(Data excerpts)
□ □ □
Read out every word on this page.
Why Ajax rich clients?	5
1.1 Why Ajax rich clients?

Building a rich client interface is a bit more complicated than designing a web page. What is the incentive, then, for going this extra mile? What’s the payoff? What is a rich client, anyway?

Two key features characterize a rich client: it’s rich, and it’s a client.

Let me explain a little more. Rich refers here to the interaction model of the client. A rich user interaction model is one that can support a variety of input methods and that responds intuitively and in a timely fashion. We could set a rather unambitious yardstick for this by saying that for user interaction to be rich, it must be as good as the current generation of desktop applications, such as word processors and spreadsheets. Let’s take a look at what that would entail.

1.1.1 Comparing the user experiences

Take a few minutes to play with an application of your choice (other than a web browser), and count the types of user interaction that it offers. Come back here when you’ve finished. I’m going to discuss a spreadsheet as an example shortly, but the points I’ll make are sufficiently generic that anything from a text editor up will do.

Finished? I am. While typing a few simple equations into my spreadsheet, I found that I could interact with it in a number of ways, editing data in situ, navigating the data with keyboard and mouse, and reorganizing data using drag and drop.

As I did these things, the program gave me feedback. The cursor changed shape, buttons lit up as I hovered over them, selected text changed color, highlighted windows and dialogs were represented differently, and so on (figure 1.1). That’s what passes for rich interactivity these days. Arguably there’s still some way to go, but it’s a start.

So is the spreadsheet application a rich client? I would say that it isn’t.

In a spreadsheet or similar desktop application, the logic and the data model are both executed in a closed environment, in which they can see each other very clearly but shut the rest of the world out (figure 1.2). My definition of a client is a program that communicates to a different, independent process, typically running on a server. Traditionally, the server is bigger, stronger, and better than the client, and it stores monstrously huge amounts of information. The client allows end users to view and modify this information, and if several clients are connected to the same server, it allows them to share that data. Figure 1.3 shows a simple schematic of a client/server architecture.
□ □ □
TASK BRIEF> Pull out each record as written and restate it exactly.

THE SOLUTION>
Read out every word on this page.
Why Ajax rich clients?	5
1.1 Why Ajax rich clients?

Building a rich client interface is a bit more complicated than designing a web page. What is the incentive, then, for going this extra mile? What’s the payoff? What is a rich client, anyway?

Two key features characterize a rich client: it’s rich, and it’s a client.

Let me explain a little more. Rich refers here to the interaction model of the client. A rich user interaction model is one that can support a variety of input methods and that responds intuitively and in a timely fashion. We could set a rather unambitious yardstick for this by saying that for user interaction to be rich, it must be as good as the current generation of desktop applications, such as word processors and spreadsheets. Let’s take a look at what that would entail.

1.1.1 Comparing the user experiences

Take a few minutes to play with an application of your choice (other than a web browser), and count the types of user interaction that it offers. Come back here when you’ve finished. I’m going to discuss a spreadsheet as an example shortly, but the points I’ll make are sufficiently generic that anything from a text editor up will do.

Finished? I am. While typing a few simple equations into my spreadsheet, I found that I could interact with it in a number of ways, editing data in situ, navigating the data with keyboard and mouse, and reorganizing data using drag and drop.

As I did these things, the program gave me feedback. The cursor changed shape, buttons lit up as I hovered over them, selected text changed color, highlighted windows and dialogs were represented differently, and so on (figure 1.1). That’s what passes for rich interactivity these days. Arguably there’s still some way to go, but it’s a start.

So is the spreadsheet application a rich client? I would say that it isn’t.

In a spreadsheet or similar desktop application, the logic and the data model are both executed in a closed environment, in which they can see each other very clearly but shut the rest of the world out (figure 1.2). My definition of a client is a program that communicates to a different, independent process, typically running on a server. Traditionally, the server is bigger, stronger, and better than the client, and it stores monstrously huge amounts of information. The client allows end users to view and modify this information, and if several clients are connected to the same server, it allows them to share that data. Figure 1.3 shows a simple schematic of a client/server architecture.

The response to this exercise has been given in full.